◆ WRITTEN INSTRUCTION A:
Duplicate everything in the passage on memory and Freemasonry from "Why is memory" down to "significance to Freemasons.".
◆ WRITTEN INSTRUCTION B:
According to the passage on memory and Freemasonry, why does the author set out to sketch three areas of memory's significance instead of stopping at memorizing ritual material? Answer in one to three sentences.
◆ WRITTEN INSTRUCTION C:
Resume the passage on memory and Freemasonry, picking up right after its final sentence.

◆ SOURCE PASSAGE:

Why is memory so important to Freemasons? I‘m sure to many of you, that will seem obvious. Yet, beyond memorizing material so that you can do things like prove up to a higher degree, perform your ritual part well, do the floorwork, deliver a charge or even deliver a tracing board, there is a great deal more to this topic than one might think at first glance. Thus, in this brief paper, I hope to sketch out three interrelated areas in which memory may – whether consciously or inadvertently – be of significance to Freemasons.
The first use is, of course, the most obvious that I‘m sure most Masons wouldn‘t question. I refer to this as the practical “how to” use of memory. Beyond the respective abilities that each Mason is naturally endowed with – either by birth or by dint of a good education, there have been from time immemorial various methods that Masons have used to artificially train their memory. Beyond mere rote learning, for example, I have heard of brethren who swear by speaking their parts out loud, performing their charges in front of a mirror, and so on. There are also books specifically for Masons in this respect (e.g. David Royal’s Masonic Mnemonics) and a plethora of material on the internet with advice on improving one’s memory (e.g. an article by Tamin Ansary entitled “12 Memory Tricks“).

◆ SUPPLIED INFORMATION:
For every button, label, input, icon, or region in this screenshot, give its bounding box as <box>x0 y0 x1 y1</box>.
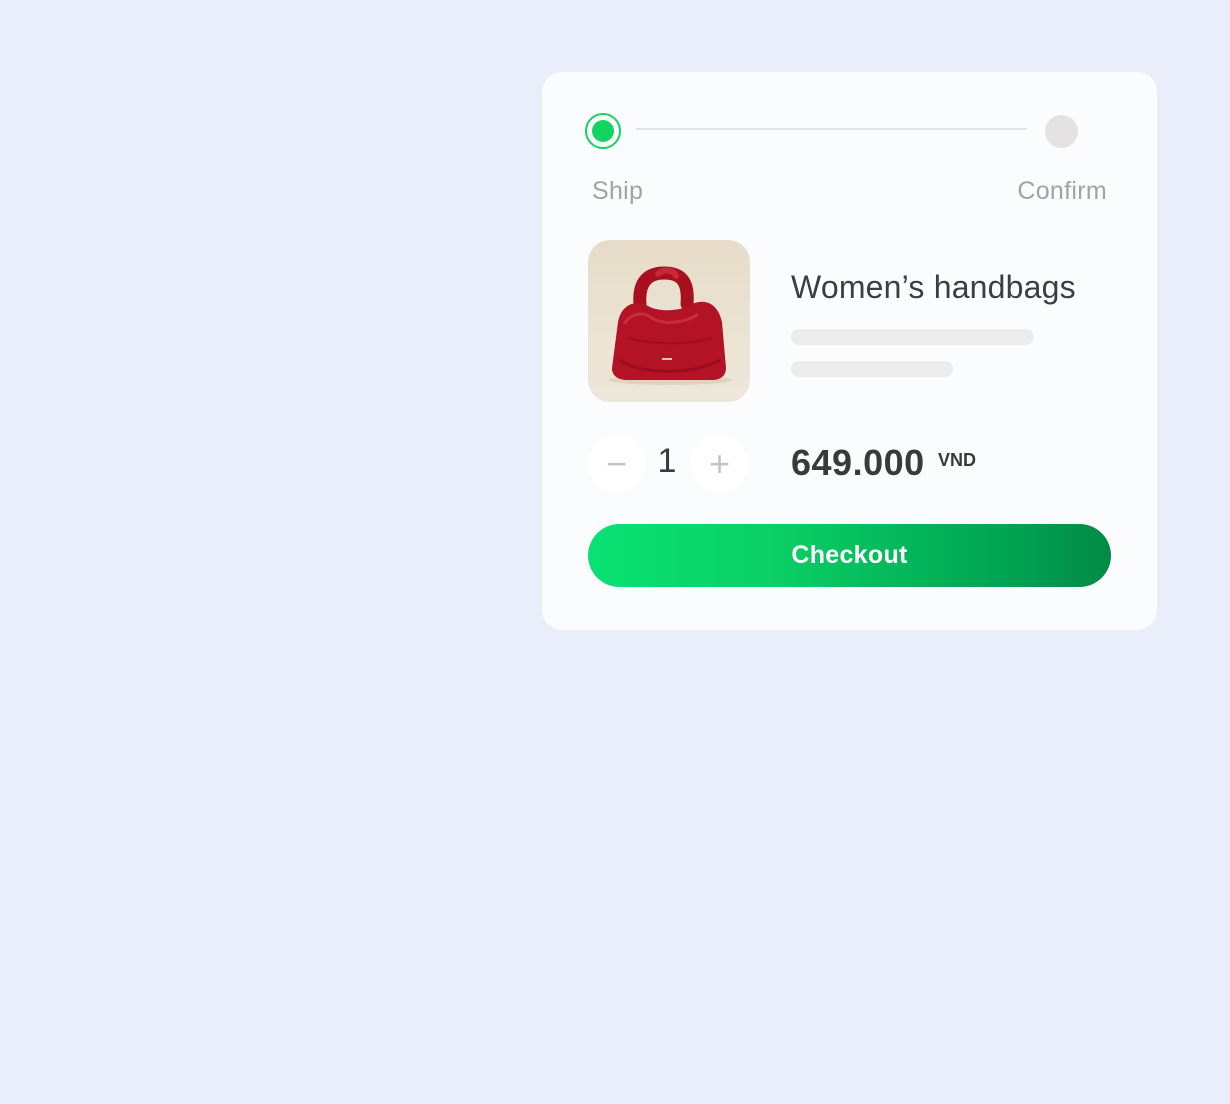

◆ TASK RESPONSE A:
Why is memory so important to Freemasons? I‘m sure to many of you, that will seem obvious. Yet, beyond memorizing material so that you can do things like prove up to a higher degree, perform your ritual part well, do the floorwork, deliver a charge or even deliver a tracing board, there is a great deal more to this topic than one might think at first glance. Thus, in this brief paper, I hope to sketch out three interrelated areas in which memory may – whether consciously or inadvertently – be of significance to Freemasons.

◆ TASK RESPONSE B:
The author holds that there is a great deal more to the topic of memory than one might think at first glance, beyond memorizing material for degrees, ritual parts, floorwork, charges or tracing boards. For that reason, the brief paper sketches three interrelated areas in which memory may matter to Freemasons, whether consciously or inadvertently.

◆ TASK RESPONSE C:
What I want to make clear to you is that such memory training techniques are not new. Whether used by actors, students, public speakers or Freemasons, some techniques go back to antiquity. Before the invention of printing, when manuscripts had to be copied by hand, writing materials were scarce and expensive, and many could not read and write, a trained memory was a valuable asset. Thus, ancient orators, aided by teachers of rhetoric, taught techniques enabling orators, politicians, priests, and others to memorize large amounts of material in great detail. This art of “artificial memory“ is first attributed to the Greek poet Simonides who, the story goes, was able to remember everyone at a banquet where there was a terrible accident, having been called outside immediately before the roof of the hall collapsed. He recalled every guest in detail, largely based on their position and the images he associated with each (“rules for places, rules for images”). While many others after Simonides developed these techniques, the best example we have of this ancient art comes down to us in a Latin manuscript, by an anonymous Roman teacher of rhetoric, known as the Ad Herennium. This formalizes the theme that to memorize something, one must imagine various lines or parts of a story occurring in a particular building, with various rooms, and to associate different striking images with each room. As one imagines oneself walking through this architecture, recognizing the images in each, one is reminded throughout of the various parts of the story or text one is trying to remember. Incidentally, I recall one Mason telling a new initiate that, to remember the various lines in the catechism he had to memorize before proving up to the next degree, just to list off what he did and where he did it. Indeed, Masons also draw significantly upon architectural images in the memory process.
These techniques were discussed and copied well into the Middle Ages, and there were innumerable elaborations and refinements on these themes, but it all comes back in the end to these two principles – using places and associated images to recall the details of texts one is attempting to relate to an audience.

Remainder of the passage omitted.